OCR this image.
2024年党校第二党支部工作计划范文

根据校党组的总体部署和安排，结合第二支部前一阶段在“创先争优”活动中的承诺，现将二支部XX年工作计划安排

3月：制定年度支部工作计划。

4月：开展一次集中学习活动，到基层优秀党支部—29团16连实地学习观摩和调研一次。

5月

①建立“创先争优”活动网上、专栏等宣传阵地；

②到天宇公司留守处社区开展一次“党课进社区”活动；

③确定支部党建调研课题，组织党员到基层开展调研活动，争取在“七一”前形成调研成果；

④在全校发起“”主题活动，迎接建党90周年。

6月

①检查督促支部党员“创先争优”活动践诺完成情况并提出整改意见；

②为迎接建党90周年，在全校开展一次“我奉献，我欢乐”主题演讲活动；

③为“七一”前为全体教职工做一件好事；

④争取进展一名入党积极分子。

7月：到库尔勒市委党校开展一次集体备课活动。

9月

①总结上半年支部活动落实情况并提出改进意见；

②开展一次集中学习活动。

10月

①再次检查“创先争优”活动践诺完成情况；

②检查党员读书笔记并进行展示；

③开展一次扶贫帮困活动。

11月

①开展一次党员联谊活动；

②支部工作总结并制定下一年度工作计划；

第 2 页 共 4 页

* * *

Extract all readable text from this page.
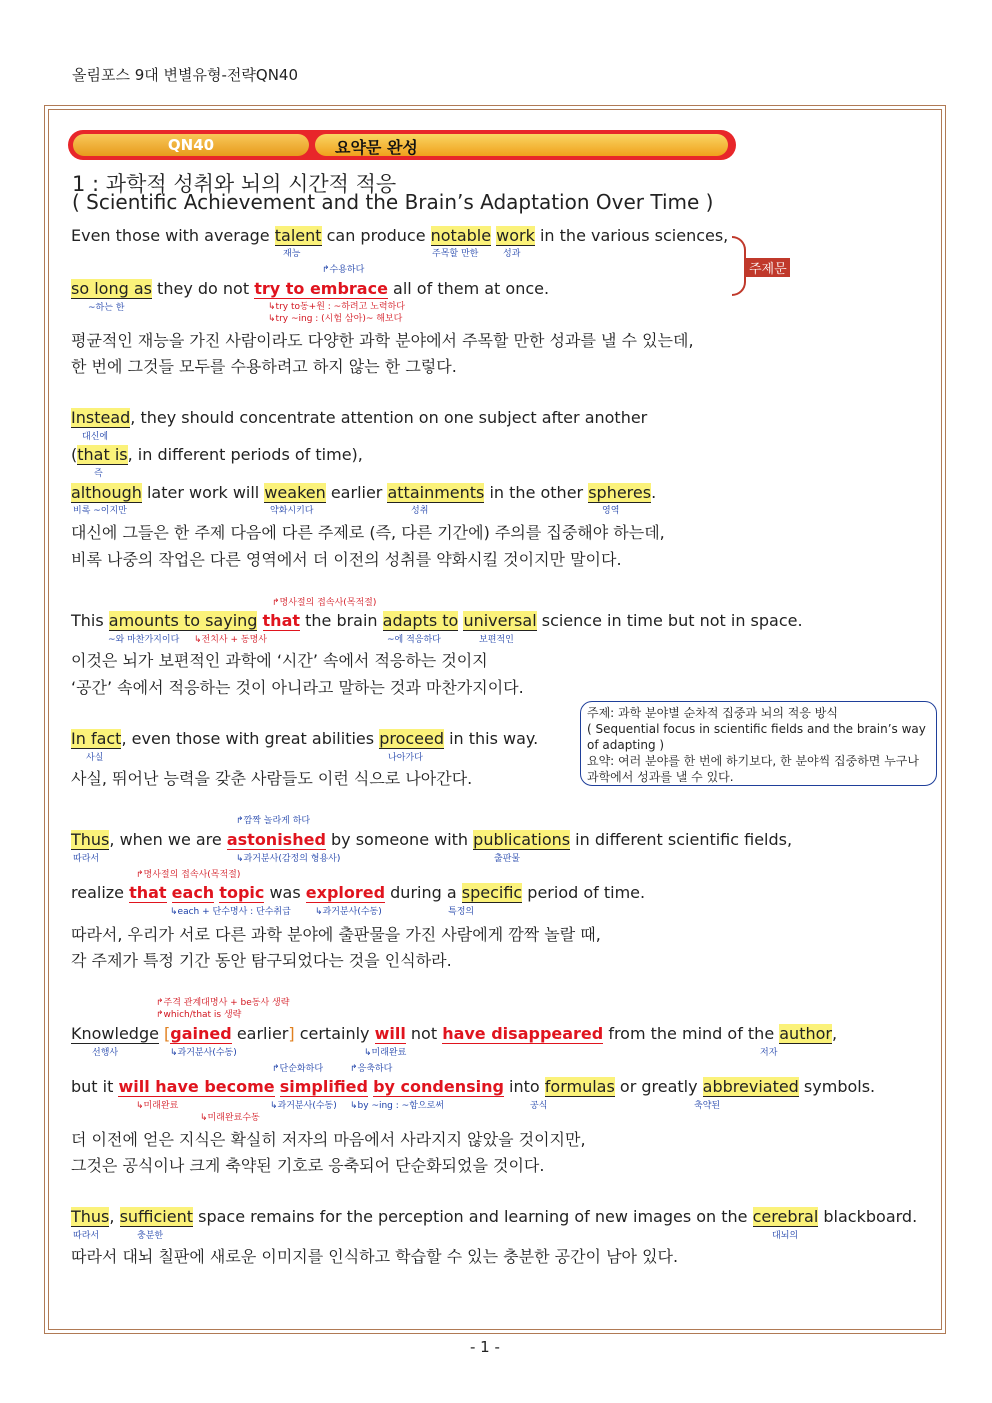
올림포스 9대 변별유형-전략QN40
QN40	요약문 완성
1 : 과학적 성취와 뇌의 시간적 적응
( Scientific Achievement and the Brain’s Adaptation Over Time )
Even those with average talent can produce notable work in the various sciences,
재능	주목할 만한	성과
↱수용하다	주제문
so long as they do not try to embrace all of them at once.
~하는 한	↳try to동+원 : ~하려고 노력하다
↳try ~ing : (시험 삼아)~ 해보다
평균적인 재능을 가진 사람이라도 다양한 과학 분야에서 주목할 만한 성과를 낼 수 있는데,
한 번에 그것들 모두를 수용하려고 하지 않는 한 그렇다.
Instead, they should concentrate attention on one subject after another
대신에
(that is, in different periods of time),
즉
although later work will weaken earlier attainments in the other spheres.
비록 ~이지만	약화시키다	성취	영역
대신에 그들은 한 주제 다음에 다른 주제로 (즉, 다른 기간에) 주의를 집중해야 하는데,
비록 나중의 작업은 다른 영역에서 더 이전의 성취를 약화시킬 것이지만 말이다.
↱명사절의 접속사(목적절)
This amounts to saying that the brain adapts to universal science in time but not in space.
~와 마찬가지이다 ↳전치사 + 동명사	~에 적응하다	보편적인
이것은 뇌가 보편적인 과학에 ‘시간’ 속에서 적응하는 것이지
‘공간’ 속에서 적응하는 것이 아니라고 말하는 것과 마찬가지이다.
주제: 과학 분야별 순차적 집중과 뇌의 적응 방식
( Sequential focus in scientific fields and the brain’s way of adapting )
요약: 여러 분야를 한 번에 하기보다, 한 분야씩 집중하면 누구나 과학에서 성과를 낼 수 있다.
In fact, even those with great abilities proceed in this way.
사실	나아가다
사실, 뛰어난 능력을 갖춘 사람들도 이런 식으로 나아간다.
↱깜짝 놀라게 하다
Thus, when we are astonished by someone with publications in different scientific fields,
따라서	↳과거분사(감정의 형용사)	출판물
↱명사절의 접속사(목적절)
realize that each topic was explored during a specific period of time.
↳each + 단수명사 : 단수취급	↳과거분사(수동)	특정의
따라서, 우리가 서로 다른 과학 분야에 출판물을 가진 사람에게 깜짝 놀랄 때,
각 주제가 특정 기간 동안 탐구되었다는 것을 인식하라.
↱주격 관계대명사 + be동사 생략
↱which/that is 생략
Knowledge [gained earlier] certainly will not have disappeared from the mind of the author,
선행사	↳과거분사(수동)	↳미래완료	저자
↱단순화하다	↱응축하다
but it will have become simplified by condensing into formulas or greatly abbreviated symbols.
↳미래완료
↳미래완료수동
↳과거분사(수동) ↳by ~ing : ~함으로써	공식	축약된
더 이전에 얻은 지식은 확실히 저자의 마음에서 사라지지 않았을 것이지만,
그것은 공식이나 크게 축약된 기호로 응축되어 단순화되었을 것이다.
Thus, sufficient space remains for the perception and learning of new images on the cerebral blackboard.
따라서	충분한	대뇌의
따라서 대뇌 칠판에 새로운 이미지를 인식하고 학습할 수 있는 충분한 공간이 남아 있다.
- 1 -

* * *

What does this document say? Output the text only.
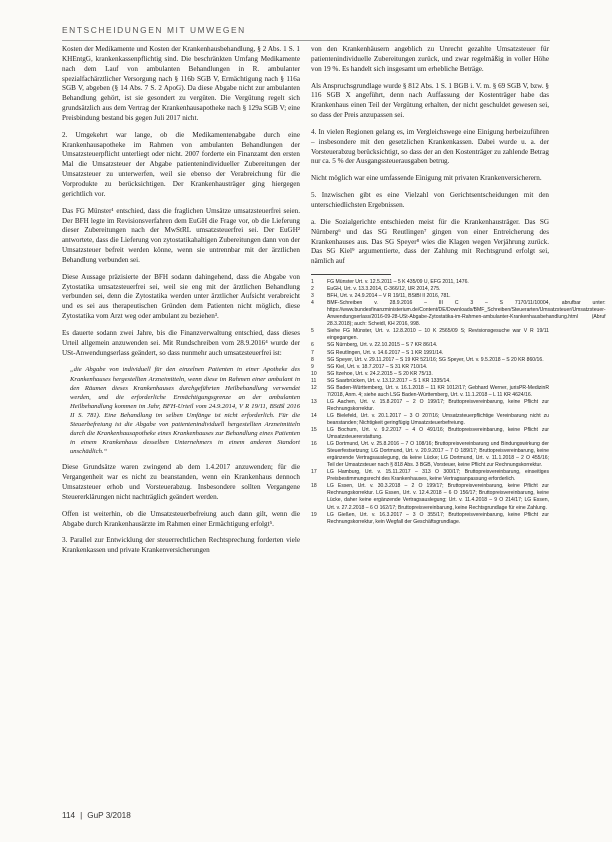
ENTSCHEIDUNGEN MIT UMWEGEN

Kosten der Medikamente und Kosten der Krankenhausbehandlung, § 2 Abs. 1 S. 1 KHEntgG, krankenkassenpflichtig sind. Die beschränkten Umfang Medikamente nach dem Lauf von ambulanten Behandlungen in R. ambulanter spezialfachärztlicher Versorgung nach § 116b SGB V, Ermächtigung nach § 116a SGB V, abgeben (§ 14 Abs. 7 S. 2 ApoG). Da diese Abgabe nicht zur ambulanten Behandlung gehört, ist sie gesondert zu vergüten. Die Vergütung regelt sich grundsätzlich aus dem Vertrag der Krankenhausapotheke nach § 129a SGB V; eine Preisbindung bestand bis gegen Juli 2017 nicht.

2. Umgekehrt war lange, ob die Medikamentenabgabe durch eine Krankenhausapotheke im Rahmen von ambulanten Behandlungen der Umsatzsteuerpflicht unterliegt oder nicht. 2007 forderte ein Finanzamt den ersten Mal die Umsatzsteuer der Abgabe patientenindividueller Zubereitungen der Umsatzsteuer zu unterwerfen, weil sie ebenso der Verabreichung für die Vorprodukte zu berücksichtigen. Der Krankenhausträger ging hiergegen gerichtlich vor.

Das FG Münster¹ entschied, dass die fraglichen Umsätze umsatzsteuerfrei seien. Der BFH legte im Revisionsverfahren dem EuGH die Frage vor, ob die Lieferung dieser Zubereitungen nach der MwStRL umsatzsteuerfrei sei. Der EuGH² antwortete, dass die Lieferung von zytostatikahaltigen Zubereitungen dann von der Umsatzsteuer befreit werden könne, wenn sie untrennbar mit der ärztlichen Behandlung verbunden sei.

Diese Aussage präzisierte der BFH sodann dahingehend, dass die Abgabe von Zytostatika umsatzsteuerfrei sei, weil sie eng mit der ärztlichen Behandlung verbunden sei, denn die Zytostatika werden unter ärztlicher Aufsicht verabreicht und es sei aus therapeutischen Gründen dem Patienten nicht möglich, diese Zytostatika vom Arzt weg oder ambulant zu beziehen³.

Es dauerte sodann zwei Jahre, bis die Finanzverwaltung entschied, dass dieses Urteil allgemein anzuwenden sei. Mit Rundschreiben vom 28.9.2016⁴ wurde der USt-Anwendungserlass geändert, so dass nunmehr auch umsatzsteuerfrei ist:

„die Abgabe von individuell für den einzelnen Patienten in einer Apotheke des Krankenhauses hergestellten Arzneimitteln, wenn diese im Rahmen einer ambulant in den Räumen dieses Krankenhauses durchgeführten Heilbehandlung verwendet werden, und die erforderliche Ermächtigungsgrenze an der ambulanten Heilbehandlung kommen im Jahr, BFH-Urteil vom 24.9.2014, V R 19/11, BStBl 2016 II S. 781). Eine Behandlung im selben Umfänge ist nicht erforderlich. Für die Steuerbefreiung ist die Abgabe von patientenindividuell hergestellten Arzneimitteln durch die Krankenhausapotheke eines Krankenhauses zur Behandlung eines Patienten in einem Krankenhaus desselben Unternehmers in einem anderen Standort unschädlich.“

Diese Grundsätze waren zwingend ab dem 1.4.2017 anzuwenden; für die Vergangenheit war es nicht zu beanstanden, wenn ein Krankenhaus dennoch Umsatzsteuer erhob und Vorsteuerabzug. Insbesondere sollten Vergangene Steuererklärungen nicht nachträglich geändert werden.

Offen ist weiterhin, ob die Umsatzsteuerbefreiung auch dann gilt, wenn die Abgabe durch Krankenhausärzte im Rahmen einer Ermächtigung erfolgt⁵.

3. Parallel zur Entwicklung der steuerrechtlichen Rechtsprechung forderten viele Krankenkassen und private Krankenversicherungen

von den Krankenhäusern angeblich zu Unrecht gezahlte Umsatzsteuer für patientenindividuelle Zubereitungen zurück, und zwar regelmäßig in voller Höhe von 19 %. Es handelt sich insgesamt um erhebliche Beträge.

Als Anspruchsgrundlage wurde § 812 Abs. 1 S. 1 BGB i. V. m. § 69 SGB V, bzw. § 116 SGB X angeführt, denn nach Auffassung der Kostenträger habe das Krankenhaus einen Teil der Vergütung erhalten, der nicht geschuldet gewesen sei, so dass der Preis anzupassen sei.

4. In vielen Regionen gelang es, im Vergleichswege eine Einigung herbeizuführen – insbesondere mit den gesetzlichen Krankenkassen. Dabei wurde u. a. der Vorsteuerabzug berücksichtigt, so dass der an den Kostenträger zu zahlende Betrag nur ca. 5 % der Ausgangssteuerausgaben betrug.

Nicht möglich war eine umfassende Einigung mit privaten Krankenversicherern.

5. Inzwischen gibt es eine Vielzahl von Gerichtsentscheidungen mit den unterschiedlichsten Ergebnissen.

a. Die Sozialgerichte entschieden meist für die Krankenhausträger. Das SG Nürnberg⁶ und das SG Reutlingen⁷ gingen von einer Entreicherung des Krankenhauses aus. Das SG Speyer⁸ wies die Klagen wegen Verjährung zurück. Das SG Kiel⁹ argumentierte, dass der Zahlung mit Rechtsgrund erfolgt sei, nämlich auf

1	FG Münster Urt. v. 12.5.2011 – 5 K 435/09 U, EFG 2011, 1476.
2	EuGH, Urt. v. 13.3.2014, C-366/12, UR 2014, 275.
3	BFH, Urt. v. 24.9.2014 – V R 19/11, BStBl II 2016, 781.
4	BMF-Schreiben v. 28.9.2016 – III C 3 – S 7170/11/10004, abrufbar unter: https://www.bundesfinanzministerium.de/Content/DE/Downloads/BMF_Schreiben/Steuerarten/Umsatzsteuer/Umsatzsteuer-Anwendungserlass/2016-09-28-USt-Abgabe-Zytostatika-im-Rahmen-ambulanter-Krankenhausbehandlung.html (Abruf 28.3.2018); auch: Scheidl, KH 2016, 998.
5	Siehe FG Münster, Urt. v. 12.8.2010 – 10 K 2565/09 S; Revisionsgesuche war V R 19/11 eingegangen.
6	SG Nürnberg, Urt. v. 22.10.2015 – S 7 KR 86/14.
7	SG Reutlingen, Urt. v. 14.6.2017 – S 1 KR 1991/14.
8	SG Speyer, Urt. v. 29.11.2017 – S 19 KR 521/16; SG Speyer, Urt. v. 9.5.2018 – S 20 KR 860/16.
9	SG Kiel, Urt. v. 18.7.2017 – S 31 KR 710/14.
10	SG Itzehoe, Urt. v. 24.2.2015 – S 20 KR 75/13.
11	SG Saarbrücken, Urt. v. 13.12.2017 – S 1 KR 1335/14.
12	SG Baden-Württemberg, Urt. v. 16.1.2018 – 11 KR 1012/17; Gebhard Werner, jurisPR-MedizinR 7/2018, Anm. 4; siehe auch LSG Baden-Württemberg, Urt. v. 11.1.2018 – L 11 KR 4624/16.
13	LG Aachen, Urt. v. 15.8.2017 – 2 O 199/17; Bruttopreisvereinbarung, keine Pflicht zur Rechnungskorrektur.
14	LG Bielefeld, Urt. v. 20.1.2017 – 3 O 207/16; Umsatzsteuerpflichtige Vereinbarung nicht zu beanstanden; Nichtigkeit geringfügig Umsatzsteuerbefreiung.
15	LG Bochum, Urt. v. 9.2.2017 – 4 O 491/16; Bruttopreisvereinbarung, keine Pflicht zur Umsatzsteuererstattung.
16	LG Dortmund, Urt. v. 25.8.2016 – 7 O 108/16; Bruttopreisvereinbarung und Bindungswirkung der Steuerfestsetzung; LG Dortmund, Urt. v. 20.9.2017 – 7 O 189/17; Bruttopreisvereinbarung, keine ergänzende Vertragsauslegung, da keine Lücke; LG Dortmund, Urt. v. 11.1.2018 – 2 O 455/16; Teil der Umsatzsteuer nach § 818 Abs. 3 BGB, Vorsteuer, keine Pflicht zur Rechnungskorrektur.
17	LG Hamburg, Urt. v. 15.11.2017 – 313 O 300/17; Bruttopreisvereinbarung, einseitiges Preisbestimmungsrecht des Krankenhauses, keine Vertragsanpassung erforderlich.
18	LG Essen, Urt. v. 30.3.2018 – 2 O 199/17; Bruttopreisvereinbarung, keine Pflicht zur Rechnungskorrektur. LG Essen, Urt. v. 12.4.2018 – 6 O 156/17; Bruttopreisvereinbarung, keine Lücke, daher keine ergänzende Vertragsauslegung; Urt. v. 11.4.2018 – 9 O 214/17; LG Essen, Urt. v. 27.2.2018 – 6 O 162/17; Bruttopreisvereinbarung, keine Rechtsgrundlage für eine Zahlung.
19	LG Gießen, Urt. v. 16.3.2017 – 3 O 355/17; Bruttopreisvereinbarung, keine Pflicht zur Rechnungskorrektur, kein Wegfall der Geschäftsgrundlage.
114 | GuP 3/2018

• Required task
Using the material above, work out how many lines contain the string "ärztlichen". Give that number alone.

• Response below
2